*Exercise instructions*. Output all of the records exactly as written.

(Stored entries)
— START —
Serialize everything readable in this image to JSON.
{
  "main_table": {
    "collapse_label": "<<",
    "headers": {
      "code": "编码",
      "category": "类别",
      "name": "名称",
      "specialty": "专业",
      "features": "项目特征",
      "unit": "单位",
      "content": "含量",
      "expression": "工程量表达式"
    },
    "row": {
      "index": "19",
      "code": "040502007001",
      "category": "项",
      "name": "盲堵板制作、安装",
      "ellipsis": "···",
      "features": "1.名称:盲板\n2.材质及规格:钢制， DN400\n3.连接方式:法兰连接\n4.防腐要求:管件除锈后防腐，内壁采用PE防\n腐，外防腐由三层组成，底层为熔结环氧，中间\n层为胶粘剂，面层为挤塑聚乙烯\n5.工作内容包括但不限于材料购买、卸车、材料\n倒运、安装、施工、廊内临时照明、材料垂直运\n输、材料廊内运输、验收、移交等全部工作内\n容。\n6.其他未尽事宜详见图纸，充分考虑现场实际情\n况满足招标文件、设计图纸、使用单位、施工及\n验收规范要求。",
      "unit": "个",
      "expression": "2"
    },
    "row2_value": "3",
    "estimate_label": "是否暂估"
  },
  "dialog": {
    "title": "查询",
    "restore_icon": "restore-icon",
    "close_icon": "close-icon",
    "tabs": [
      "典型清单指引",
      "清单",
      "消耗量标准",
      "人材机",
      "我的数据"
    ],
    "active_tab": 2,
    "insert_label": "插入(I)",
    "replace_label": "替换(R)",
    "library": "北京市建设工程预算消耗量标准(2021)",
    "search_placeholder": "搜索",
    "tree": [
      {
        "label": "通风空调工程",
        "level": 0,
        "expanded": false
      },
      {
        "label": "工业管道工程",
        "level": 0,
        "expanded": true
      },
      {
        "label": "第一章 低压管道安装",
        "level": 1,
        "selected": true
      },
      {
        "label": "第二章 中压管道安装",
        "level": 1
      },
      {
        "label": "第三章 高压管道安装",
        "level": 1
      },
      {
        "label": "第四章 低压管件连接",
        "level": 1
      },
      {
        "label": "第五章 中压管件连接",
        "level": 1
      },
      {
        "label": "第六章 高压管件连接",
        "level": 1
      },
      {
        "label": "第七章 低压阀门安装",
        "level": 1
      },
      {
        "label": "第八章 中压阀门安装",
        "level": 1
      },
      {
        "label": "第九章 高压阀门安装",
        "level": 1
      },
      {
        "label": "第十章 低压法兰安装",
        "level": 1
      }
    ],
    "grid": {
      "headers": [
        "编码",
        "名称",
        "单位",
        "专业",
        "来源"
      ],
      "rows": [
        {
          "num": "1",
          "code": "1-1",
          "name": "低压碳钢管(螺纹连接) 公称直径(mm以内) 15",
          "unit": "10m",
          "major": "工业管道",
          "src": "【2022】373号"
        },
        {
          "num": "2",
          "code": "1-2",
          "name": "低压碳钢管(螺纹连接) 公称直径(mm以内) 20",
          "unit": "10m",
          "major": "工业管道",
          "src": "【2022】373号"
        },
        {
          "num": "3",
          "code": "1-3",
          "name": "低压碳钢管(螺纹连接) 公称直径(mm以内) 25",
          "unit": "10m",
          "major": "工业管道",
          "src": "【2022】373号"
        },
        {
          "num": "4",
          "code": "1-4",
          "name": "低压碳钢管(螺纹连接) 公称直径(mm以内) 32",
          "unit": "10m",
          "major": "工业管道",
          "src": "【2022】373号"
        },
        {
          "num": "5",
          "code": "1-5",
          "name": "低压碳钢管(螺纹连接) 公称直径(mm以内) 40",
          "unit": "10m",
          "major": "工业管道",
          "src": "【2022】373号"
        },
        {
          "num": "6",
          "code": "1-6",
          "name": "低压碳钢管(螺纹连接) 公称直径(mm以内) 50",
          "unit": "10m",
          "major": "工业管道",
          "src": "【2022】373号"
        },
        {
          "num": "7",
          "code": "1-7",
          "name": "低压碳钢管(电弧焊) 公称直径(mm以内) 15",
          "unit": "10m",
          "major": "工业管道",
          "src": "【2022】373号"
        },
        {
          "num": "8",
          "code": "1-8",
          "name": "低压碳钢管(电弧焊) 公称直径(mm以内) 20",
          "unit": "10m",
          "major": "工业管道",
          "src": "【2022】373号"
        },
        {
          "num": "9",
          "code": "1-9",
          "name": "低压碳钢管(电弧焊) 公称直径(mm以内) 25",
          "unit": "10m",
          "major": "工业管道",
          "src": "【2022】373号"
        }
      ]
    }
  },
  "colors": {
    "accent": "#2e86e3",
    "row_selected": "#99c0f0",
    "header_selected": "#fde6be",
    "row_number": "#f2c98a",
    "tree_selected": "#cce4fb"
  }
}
— END —
*Answer to this problem*.
Serialize everything readable in this image to JSON.
{
  "main_table": {
    "collapse_label": "<<",
    "headers": {
      "code": "编码",
      "category": "类别",
      "name": "名称",
      "specialty": "专业",
      "features": "项目特征",
      "unit": "单位",
      "content": "含量",
      "expression": "工程量表达式"
    },
    "row": {
      "index": "19",
      "code": "040502007001",
      "category": "项",
      "name": "盲堵板制作、安装",
      "ellipsis": "···",
      "features": "1.名称:盲板\n2.材质及规格:钢制， DN400\n3.连接方式:法兰连接\n4.防腐要求:管件除锈后防腐，内壁采用PE防\n腐，外防腐由三层组成，底层为熔结环氧，中间\n层为胶粘剂，面层为挤塑聚乙烯\n5.工作内容包括但不限于材料购买、卸车、材料\n倒运、安装、施工、廊内临时照明、材料垂直运\n输、材料廊内运输、验收、移交等全部工作内\n容。\n6.其他未尽事宜详见图纸，充分考虑现场实际情\n况满足招标文件、设计图纸、使用单位、施工及\n验收规范要求。",
      "unit": "个",
      "expression": "2"
    },
    "row2_value": "3",
    "estimate_label": "是否暂估"
  },
  "dialog": {
    "title": "查询",
    "restore_icon": "restore-icon",
    "close_icon": "close-icon",
    "tabs": [
      "典型清单指引",
      "清单",
      "消耗量标准",
      "人材机",
      "我的数据"
    ],
    "active_tab": 2,
    "insert_label": "插入(I)",
    "replace_label": "替换(R)",
    "library": "北京市建设工程预算消耗量标准(2021)",
    "search_placeholder": "搜索",
    "tree": [
      {
        "label": "通风空调工程",
        "level": 0,
        "expanded": false
      },
      {
        "label": "工业管道工程",
        "level": 0,
        "expanded": true
      },
      {
        "label": "第一章 低压管道安装",
        "level": 1,
        "selected": true
      },
      {
        "label": "第二章 中压管道安装",
        "level": 1
      },
      {
        "label": "第三章 高压管道安装",
        "level": 1
      },
      {
        "label": "第四章 低压管件连接",
        "level": 1
      },
      {
        "label": "第五章 中压管件连接",
        "level": 1
      },
      {
        "label": "第六章 高压管件连接",
        "level": 1
      },
      {
        "label": "第七章 低压阀门安装",
        "level": 1
      },
      {
        "label": "第八章 中压阀门安装",
        "level": 1
      },
      {
        "label": "第九章 高压阀门安装",
        "level": 1
      },
      {
        "label": "第十章 低压法兰安装",
        "level": 1
      }
    ],
    "grid": {
      "headers": [
        "编码",
        "名称",
        "单位",
        "专业",
        "来源"
      ],
      "rows": [
        {
          "num": "1",
          "code": "1-1",
          "name": "低压碳钢管(螺纹连接) 公称直径(mm以内) 15",
          "unit": "10m",
          "major": "工业管道",
          "src": "【2022】373号"
        },
        {
          "num": "2",
          "code": "1-2",
          "name": "低压碳钢管(螺纹连接) 公称直径(mm以内) 20",
          "unit": "10m",
          "major": "工业管道",
          "src": "【2022】373号"
        },
        {
          "num": "3",
          "code": "1-3",
          "name": "低压碳钢管(螺纹连接) 公称直径(mm以内) 25",
          "unit": "10m",
          "major": "工业管道",
          "src": "【2022】373号"
        },
        {
          "num": "4",
          "code": "1-4",
          "name": "低压碳钢管(螺纹连接) 公称直径(mm以内) 32",
          "unit": "10m",
          "major": "工业管道",
          "src": "【2022】373号"
        },
        {
          "num": "5",
          "code": "1-5",
          "name": "低压碳钢管(螺纹连接) 公称直径(mm以内) 40",
          "unit": "10m",
          "major": "工业管道",
          "src": "【2022】373号"
        },
        {
          "num": "6",
          "code": "1-6",
          "name": "低压碳钢管(螺纹连接) 公称直径(mm以内) 50",
          "unit": "10m",
          "major": "工业管道",
          "src": "【2022】373号"
        },
        {
          "num": "7",
          "code": "1-7",
          "name": "低压碳钢管(电弧焊) 公称直径(mm以内) 15",
          "unit": "10m",
          "major": "工业管道",
          "src": "【2022】373号"
        },
        {
          "num": "8",
          "code": "1-8",
          "name": "低压碳钢管(电弧焊) 公称直径(mm以内) 20",
          "unit": "10m",
          "major": "工业管道",
          "src": "【2022】373号"
        },
        {
          "num": "9",
          "code": "1-9",
          "name": "低压碳钢管(电弧焊) 公称直径(mm以内) 25",
          "unit": "10m",
          "major": "工业管道",
          "src": "【2022】373号"
        }
      ]
    }
  },
  "colors": {
    "accent": "#2e86e3",
    "row_selected": "#99c0f0",
    "header_selected": "#fde6be",
    "row_number": "#f2c98a",
    "tree_selected": "#cce4fb"
  }
}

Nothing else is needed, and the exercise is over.